> Set problem: Write each line out again exactly as written.

___ Records for this exercise ___

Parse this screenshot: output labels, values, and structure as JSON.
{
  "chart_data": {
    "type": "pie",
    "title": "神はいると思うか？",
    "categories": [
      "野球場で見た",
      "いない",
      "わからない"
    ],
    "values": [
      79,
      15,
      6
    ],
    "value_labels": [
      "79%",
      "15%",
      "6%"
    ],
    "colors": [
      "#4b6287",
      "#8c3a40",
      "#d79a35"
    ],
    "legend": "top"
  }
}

___

> Exercise result:
Parse this screenshot: output labels, values, and structure as JSON.
{
  "chart_data": {
    "type": "pie",
    "title": "神はいると思うか？",
    "categories": [
      "野球場で見た",
      "いない",
      "わからない"
    ],
    "values": [
      79,
      15,
      6
    ],
    "value_labels": [
      "79%",
      "15%",
      "6%"
    ],
    "colors": [
      "#4b6287",
      "#8c3a40",
      "#d79a35"
    ],
    "legend": "top"
  }
}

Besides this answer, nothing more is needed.